Return the records word for word. Any pictures in them are not part of the copy.

(begin)

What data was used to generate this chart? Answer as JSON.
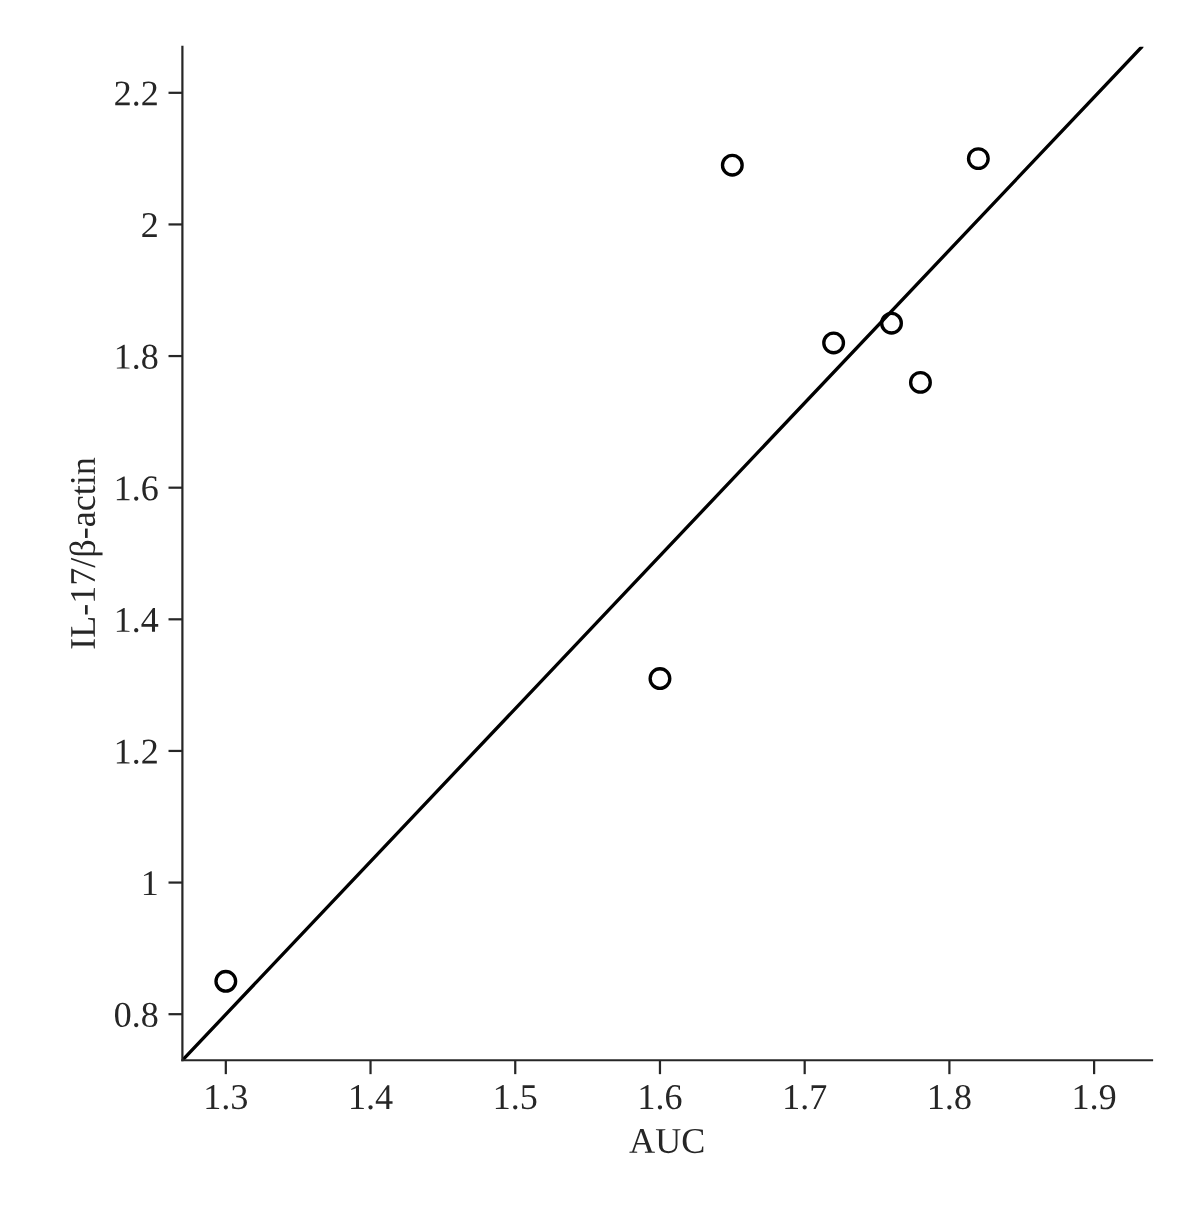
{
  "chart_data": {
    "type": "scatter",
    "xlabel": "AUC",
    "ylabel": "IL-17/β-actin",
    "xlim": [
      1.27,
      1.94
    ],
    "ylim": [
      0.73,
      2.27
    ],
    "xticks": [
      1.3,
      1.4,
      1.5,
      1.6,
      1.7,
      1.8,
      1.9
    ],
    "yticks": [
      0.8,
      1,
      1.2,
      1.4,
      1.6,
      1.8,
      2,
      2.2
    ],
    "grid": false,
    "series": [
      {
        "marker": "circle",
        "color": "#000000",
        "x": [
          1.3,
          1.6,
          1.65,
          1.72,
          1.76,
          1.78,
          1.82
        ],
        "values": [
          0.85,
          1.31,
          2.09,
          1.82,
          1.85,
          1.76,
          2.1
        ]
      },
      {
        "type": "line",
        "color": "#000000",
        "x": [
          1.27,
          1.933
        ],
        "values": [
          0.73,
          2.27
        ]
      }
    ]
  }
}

(end)

◆ **Answer to the task**
What data was used to generate this chart? Answer as JSON.
{
  "chart_data": {
    "type": "scatter",
    "xlabel": "AUC",
    "ylabel": "IL-17/β-actin",
    "xlim": [
      1.27,
      1.94
    ],
    "ylim": [
      0.73,
      2.27
    ],
    "xticks": [
      1.3,
      1.4,
      1.5,
      1.6,
      1.7,
      1.8,
      1.9
    ],
    "yticks": [
      0.8,
      1,
      1.2,
      1.4,
      1.6,
      1.8,
      2,
      2.2
    ],
    "grid": false,
    "series": [
      {
        "marker": "circle",
        "color": "#000000",
        "x": [
          1.3,
          1.6,
          1.65,
          1.72,
          1.76,
          1.78,
          1.82
        ],
        "values": [
          0.85,
          1.31,
          2.09,
          1.82,
          1.85,
          1.76,
          2.1
        ]
      },
      {
        "type": "line",
        "color": "#000000",
        "x": [
          1.27,
          1.933
        ],
        "values": [
          0.73,
          2.27
        ]
      }
    ]
  }
}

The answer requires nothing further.